The problem :: Without the pictures, return all of the material exactly as written.

Source records ::
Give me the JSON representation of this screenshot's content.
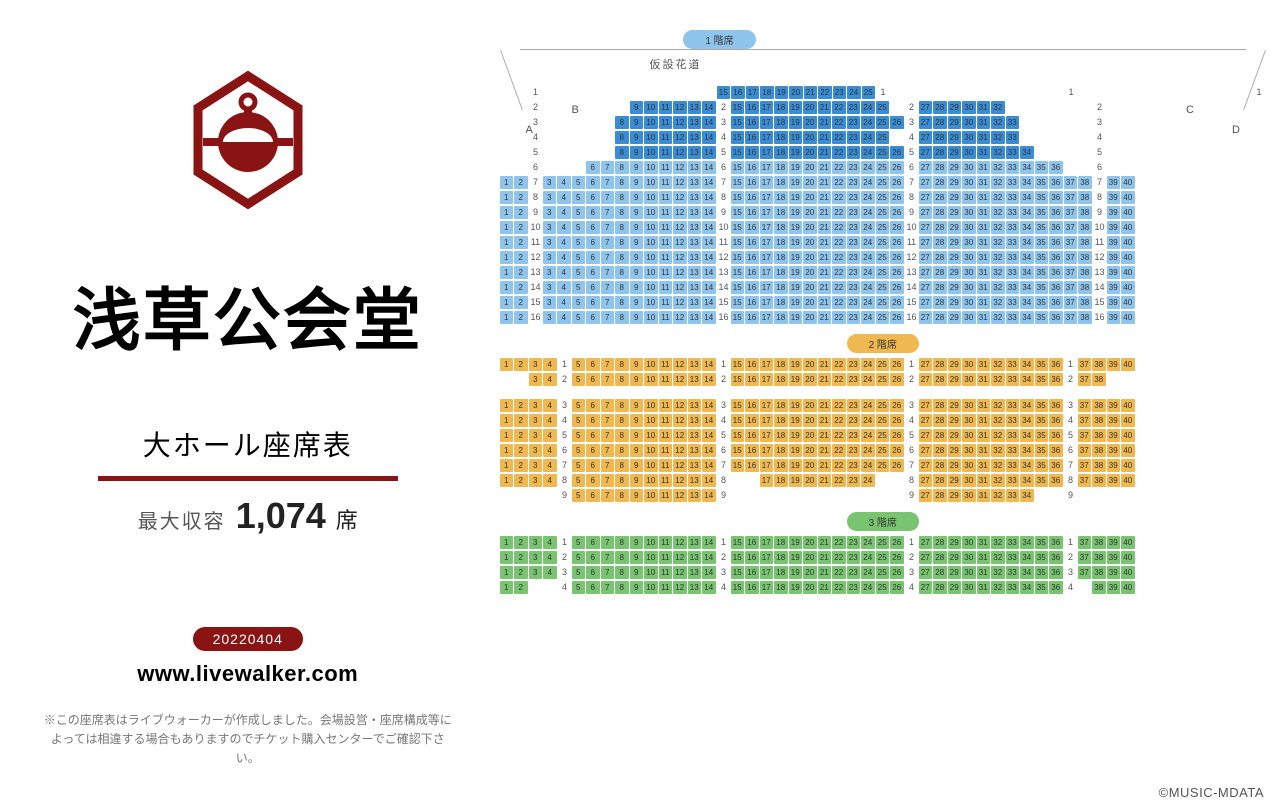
{
  "venue": {
    "title": "浅草公会堂",
    "hall_name": "大ホール座席表",
    "capacity_label": "最大収容",
    "capacity_number": "1,074",
    "capacity_suffix": "席",
    "date_badge": "20220404",
    "url": "www.livewalker.com",
    "disclaimer": "※この座席表はライブウォーカーが作成しました。会場設営・座席構成等によっては相違する場合もありますのでチケット購入センターでご確認下さい。",
    "copyright": "©MUSIC-MDATA",
    "stage_label": "仮設花道"
  },
  "colors": {
    "accent": "#8a1414",
    "floor1_seat": "#8fc5ed",
    "floor1_seat_dark": "#3a8cd4",
    "floor2_seat": "#f0b850",
    "floor3_seat": "#78c470",
    "floor1_label_bg": "#8fc5ed",
    "floor2_label_bg": "#f0b850",
    "floor3_label_bg": "#78c470"
  },
  "floors": [
    {
      "id": "f1",
      "label": "1 階席",
      "seat_color": "#8fc5ed",
      "row_count": 16,
      "sections": [
        "A",
        "B",
        "C",
        "D"
      ]
    },
    {
      "id": "f2",
      "label": "2 階席",
      "seat_color": "#f0b850"
    },
    {
      "id": "f3",
      "label": "3 階席",
      "seat_color": "#78c470"
    }
  ],
  "f1_config": {
    "dark_rows_B": [
      1,
      2,
      3,
      4,
      5
    ],
    "dark_rows_center": [
      1,
      2,
      3,
      4,
      5
    ],
    "dark_rows_C": [
      2,
      3,
      4,
      5
    ],
    "rows": [
      {
        "r": 1,
        "A": [],
        "B": [
          15,
          25
        ],
        "Bstart": 15,
        "center": [],
        "C": [],
        "D": []
      },
      {
        "r": 2,
        "A": [],
        "B": [
          9,
          14
        ],
        "center": [
          15,
          25
        ],
        "C": [
          27,
          32
        ],
        "D": []
      },
      {
        "r": 3,
        "A": [],
        "B": [
          8,
          14
        ],
        "center": [
          15,
          26
        ],
        "C": [
          27,
          33
        ],
        "D": []
      },
      {
        "r": 4,
        "A": [],
        "B": [
          8,
          14
        ],
        "center": [
          15,
          25
        ],
        "C": [
          27,
          33
        ],
        "D": []
      },
      {
        "r": 5,
        "A": [],
        "B": [
          8,
          14
        ],
        "center": [
          15,
          26
        ],
        "C": [
          27,
          34
        ],
        "D": []
      },
      {
        "r": 6,
        "A": [],
        "B": [
          6,
          14
        ],
        "center": [
          15,
          26
        ],
        "C": [
          27,
          36
        ],
        "D": []
      },
      {
        "r": 7,
        "A": [
          1,
          2
        ],
        "B": [
          3,
          14
        ],
        "center": [
          15,
          26
        ],
        "C": [
          27,
          38
        ],
        "D": [
          39,
          40
        ]
      },
      {
        "r": 8,
        "A": [
          1,
          2
        ],
        "B": [
          3,
          14
        ],
        "center": [
          15,
          26
        ],
        "C": [
          27,
          38
        ],
        "D": [
          39,
          40
        ]
      },
      {
        "r": 9,
        "A": [
          1,
          2
        ],
        "B": [
          3,
          14
        ],
        "center": [
          15,
          26
        ],
        "C": [
          27,
          38
        ],
        "D": [
          39,
          40
        ]
      },
      {
        "r": 10,
        "A": [
          1,
          2
        ],
        "B": [
          3,
          14
        ],
        "center": [
          15,
          26
        ],
        "C": [
          27,
          38
        ],
        "D": [
          39,
          40
        ]
      },
      {
        "r": 11,
        "A": [
          1,
          2
        ],
        "B": [
          3,
          14
        ],
        "center": [
          15,
          26
        ],
        "C": [
          27,
          38
        ],
        "D": [
          39,
          40
        ]
      },
      {
        "r": 12,
        "A": [
          1,
          2
        ],
        "B": [
          3,
          14
        ],
        "center": [
          15,
          26
        ],
        "C": [
          27,
          38
        ],
        "D": [
          39,
          40
        ]
      },
      {
        "r": 13,
        "A": [
          1,
          2
        ],
        "B": [
          3,
          14
        ],
        "center": [
          15,
          26
        ],
        "C": [
          27,
          38
        ],
        "D": [
          39,
          40
        ]
      },
      {
        "r": 14,
        "A": [
          1,
          2
        ],
        "B": [
          3,
          14
        ],
        "center": [
          15,
          26
        ],
        "C": [
          27,
          38
        ],
        "D": [
          39,
          40
        ]
      },
      {
        "r": 15,
        "A": [
          1,
          2
        ],
        "B": [
          3,
          14
        ],
        "center": [
          15,
          26
        ],
        "C": [
          27,
          38
        ],
        "D": [
          39,
          40
        ]
      },
      {
        "r": 16,
        "A": [
          1,
          2
        ],
        "B": [
          3,
          14
        ],
        "center": [
          15,
          26
        ],
        "C": [
          27,
          38
        ],
        "D": [
          39,
          40
        ]
      }
    ]
  },
  "f2_config": {
    "rows": [
      {
        "r": 1,
        "L": [
          1,
          4
        ],
        "B": [
          5,
          14
        ],
        "center": [
          15,
          26
        ],
        "C": [
          27,
          36
        ],
        "R": [
          37,
          40
        ]
      },
      {
        "r": 2,
        "L": [
          3,
          4
        ],
        "B": [
          5,
          14
        ],
        "center": [
          15,
          26
        ],
        "C": [
          27,
          36
        ],
        "R": [
          37,
          38
        ]
      },
      {
        "r": 3,
        "L": [
          1,
          4
        ],
        "B": [
          5,
          14
        ],
        "center": [
          15,
          26
        ],
        "C": [
          27,
          36
        ],
        "R": [
          37,
          40
        ]
      },
      {
        "r": 4,
        "L": [
          1,
          4
        ],
        "B": [
          5,
          14
        ],
        "center": [
          15,
          26
        ],
        "C": [
          27,
          36
        ],
        "R": [
          37,
          40
        ]
      },
      {
        "r": 5,
        "L": [
          1,
          4
        ],
        "B": [
          5,
          14
        ],
        "center": [
          15,
          26
        ],
        "C": [
          27,
          36
        ],
        "R": [
          37,
          40
        ]
      },
      {
        "r": 6,
        "L": [
          1,
          4
        ],
        "B": [
          5,
          14
        ],
        "center": [
          15,
          26
        ],
        "C": [
          27,
          36
        ],
        "R": [
          37,
          40
        ]
      },
      {
        "r": 7,
        "L": [
          1,
          4
        ],
        "B": [
          5,
          14
        ],
        "center": [
          15,
          26
        ],
        "C": [
          27,
          36
        ],
        "R": [
          37,
          40
        ]
      },
      {
        "r": 8,
        "L": [
          1,
          4
        ],
        "B": [
          5,
          14
        ],
        "center": [
          17,
          24
        ],
        "C": [
          27,
          36
        ],
        "R": [
          37,
          40
        ]
      },
      {
        "r": 9,
        "L": [],
        "B": [
          5,
          14
        ],
        "center": [],
        "C": [
          27,
          34
        ],
        "R": []
      }
    ],
    "gap_after": 2
  },
  "f3_config": {
    "rows": [
      {
        "r": 1,
        "L": [
          1,
          4
        ],
        "B": [
          5,
          14
        ],
        "center": [
          15,
          26
        ],
        "C": [
          27,
          36
        ],
        "R": [
          37,
          40
        ]
      },
      {
        "r": 2,
        "L": [
          1,
          4
        ],
        "B": [
          5,
          14
        ],
        "center": [
          15,
          26
        ],
        "C": [
          27,
          36
        ],
        "R": [
          37,
          40
        ]
      },
      {
        "r": 3,
        "L": [
          1,
          4
        ],
        "B": [
          5,
          14
        ],
        "center": [
          15,
          26
        ],
        "C": [
          27,
          36
        ],
        "R": [
          37,
          40
        ]
      },
      {
        "r": 4,
        "L": [
          1,
          2
        ],
        "B": [
          5,
          14
        ],
        "center": [
          15,
          26
        ],
        "C": [
          27,
          36
        ],
        "R": [
          38,
          40
        ]
      }
    ]
  }
}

Exercise answer ::
Give me the JSON representation of this screenshot's content.
{
  "venue": {
    "title": "浅草公会堂",
    "hall_name": "大ホール座席表",
    "capacity_label": "最大収容",
    "capacity_number": "1,074",
    "capacity_suffix": "席",
    "date_badge": "20220404",
    "url": "www.livewalker.com",
    "disclaimer": "※この座席表はライブウォーカーが作成しました。会場設営・座席構成等によっては相違する場合もありますのでチケット購入センターでご確認下さい。",
    "copyright": "©MUSIC-MDATA",
    "stage_label": "仮設花道"
  },
  "colors": {
    "accent": "#8a1414",
    "floor1_seat": "#8fc5ed",
    "floor1_seat_dark": "#3a8cd4",
    "floor2_seat": "#f0b850",
    "floor3_seat": "#78c470",
    "floor1_label_bg": "#8fc5ed",
    "floor2_label_bg": "#f0b850",
    "floor3_label_bg": "#78c470"
  },
  "floors": [
    {
      "id": "f1",
      "label": "1 階席",
      "seat_color": "#8fc5ed",
      "row_count": 16,
      "sections": [
        "A",
        "B",
        "C",
        "D"
      ]
    },
    {
      "id": "f2",
      "label": "2 階席",
      "seat_color": "#f0b850"
    },
    {
      "id": "f3",
      "label": "3 階席",
      "seat_color": "#78c470"
    }
  ],
  "f1_config": {
    "dark_rows_B": [
      1,
      2,
      3,
      4,
      5
    ],
    "dark_rows_center": [
      1,
      2,
      3,
      4,
      5
    ],
    "dark_rows_C": [
      2,
      3,
      4,
      5
    ],
    "rows": [
      {
        "r": 1,
        "A": [],
        "B": [
          15,
          25
        ],
        "Bstart": 15,
        "center": [],
        "C": [],
        "D": []
      },
      {
        "r": 2,
        "A": [],
        "B": [
          9,
          14
        ],
        "center": [
          15,
          25
        ],
        "C": [
          27,
          32
        ],
        "D": []
      },
      {
        "r": 3,
        "A": [],
        "B": [
          8,
          14
        ],
        "center": [
          15,
          26
        ],
        "C": [
          27,
          33
        ],
        "D": []
      },
      {
        "r": 4,
        "A": [],
        "B": [
          8,
          14
        ],
        "center": [
          15,
          25
        ],
        "C": [
          27,
          33
        ],
        "D": []
      },
      {
        "r": 5,
        "A": [],
        "B": [
          8,
          14
        ],
        "center": [
          15,
          26
        ],
        "C": [
          27,
          34
        ],
        "D": []
      },
      {
        "r": 6,
        "A": [],
        "B": [
          6,
          14
        ],
        "center": [
          15,
          26
        ],
        "C": [
          27,
          36
        ],
        "D": []
      },
      {
        "r": 7,
        "A": [
          1,
          2
        ],
        "B": [
          3,
          14
        ],
        "center": [
          15,
          26
        ],
        "C": [
          27,
          38
        ],
        "D": [
          39,
          40
        ]
      },
      {
        "r": 8,
        "A": [
          1,
          2
        ],
        "B": [
          3,
          14
        ],
        "center": [
          15,
          26
        ],
        "C": [
          27,
          38
        ],
        "D": [
          39,
          40
        ]
      },
      {
        "r": 9,
        "A": [
          1,
          2
        ],
        "B": [
          3,
          14
        ],
        "center": [
          15,
          26
        ],
        "C": [
          27,
          38
        ],
        "D": [
          39,
          40
        ]
      },
      {
        "r": 10,
        "A": [
          1,
          2
        ],
        "B": [
          3,
          14
        ],
        "center": [
          15,
          26
        ],
        "C": [
          27,
          38
        ],
        "D": [
          39,
          40
        ]
      },
      {
        "r": 11,
        "A": [
          1,
          2
        ],
        "B": [
          3,
          14
        ],
        "center": [
          15,
          26
        ],
        "C": [
          27,
          38
        ],
        "D": [
          39,
          40
        ]
      },
      {
        "r": 12,
        "A": [
          1,
          2
        ],
        "B": [
          3,
          14
        ],
        "center": [
          15,
          26
        ],
        "C": [
          27,
          38
        ],
        "D": [
          39,
          40
        ]
      },
      {
        "r": 13,
        "A": [
          1,
          2
        ],
        "B": [
          3,
          14
        ],
        "center": [
          15,
          26
        ],
        "C": [
          27,
          38
        ],
        "D": [
          39,
          40
        ]
      },
      {
        "r": 14,
        "A": [
          1,
          2
        ],
        "B": [
          3,
          14
        ],
        "center": [
          15,
          26
        ],
        "C": [
          27,
          38
        ],
        "D": [
          39,
          40
        ]
      },
      {
        "r": 15,
        "A": [
          1,
          2
        ],
        "B": [
          3,
          14
        ],
        "center": [
          15,
          26
        ],
        "C": [
          27,
          38
        ],
        "D": [
          39,
          40
        ]
      },
      {
        "r": 16,
        "A": [
          1,
          2
        ],
        "B": [
          3,
          14
        ],
        "center": [
          15,
          26
        ],
        "C": [
          27,
          38
        ],
        "D": [
          39,
          40
        ]
      }
    ]
  },
  "f2_config": {
    "rows": [
      {
        "r": 1,
        "L": [
          1,
          4
        ],
        "B": [
          5,
          14
        ],
        "center": [
          15,
          26
        ],
        "C": [
          27,
          36
        ],
        "R": [
          37,
          40
        ]
      },
      {
        "r": 2,
        "L": [
          3,
          4
        ],
        "B": [
          5,
          14
        ],
        "center": [
          15,
          26
        ],
        "C": [
          27,
          36
        ],
        "R": [
          37,
          38
        ]
      },
      {
        "r": 3,
        "L": [
          1,
          4
        ],
        "B": [
          5,
          14
        ],
        "center": [
          15,
          26
        ],
        "C": [
          27,
          36
        ],
        "R": [
          37,
          40
        ]
      },
      {
        "r": 4,
        "L": [
          1,
          4
        ],
        "B": [
          5,
          14
        ],
        "center": [
          15,
          26
        ],
        "C": [
          27,
          36
        ],
        "R": [
          37,
          40
        ]
      },
      {
        "r": 5,
        "L": [
          1,
          4
        ],
        "B": [
          5,
          14
        ],
        "center": [
          15,
          26
        ],
        "C": [
          27,
          36
        ],
        "R": [
          37,
          40
        ]
      },
      {
        "r": 6,
        "L": [
          1,
          4
        ],
        "B": [
          5,
          14
        ],
        "center": [
          15,
          26
        ],
        "C": [
          27,
          36
        ],
        "R": [
          37,
          40
        ]
      },
      {
        "r": 7,
        "L": [
          1,
          4
        ],
        "B": [
          5,
          14
        ],
        "center": [
          15,
          26
        ],
        "C": [
          27,
          36
        ],
        "R": [
          37,
          40
        ]
      },
      {
        "r": 8,
        "L": [
          1,
          4
        ],
        "B": [
          5,
          14
        ],
        "center": [
          17,
          24
        ],
        "C": [
          27,
          36
        ],
        "R": [
          37,
          40
        ]
      },
      {
        "r": 9,
        "L": [],
        "B": [
          5,
          14
        ],
        "center": [],
        "C": [
          27,
          34
        ],
        "R": []
      }
    ],
    "gap_after": 2
  },
  "f3_config": {
    "rows": [
      {
        "r": 1,
        "L": [
          1,
          4
        ],
        "B": [
          5,
          14
        ],
        "center": [
          15,
          26
        ],
        "C": [
          27,
          36
        ],
        "R": [
          37,
          40
        ]
      },
      {
        "r": 2,
        "L": [
          1,
          4
        ],
        "B": [
          5,
          14
        ],
        "center": [
          15,
          26
        ],
        "C": [
          27,
          36
        ],
        "R": [
          37,
          40
        ]
      },
      {
        "r": 3,
        "L": [
          1,
          4
        ],
        "B": [
          5,
          14
        ],
        "center": [
          15,
          26
        ],
        "C": [
          27,
          36
        ],
        "R": [
          37,
          40
        ]
      },
      {
        "r": 4,
        "L": [
          1,
          2
        ],
        "B": [
          5,
          14
        ],
        "center": [
          15,
          26
        ],
        "C": [
          27,
          36
        ],
        "R": [
          38,
          40
        ]
      }
    ]
  }
}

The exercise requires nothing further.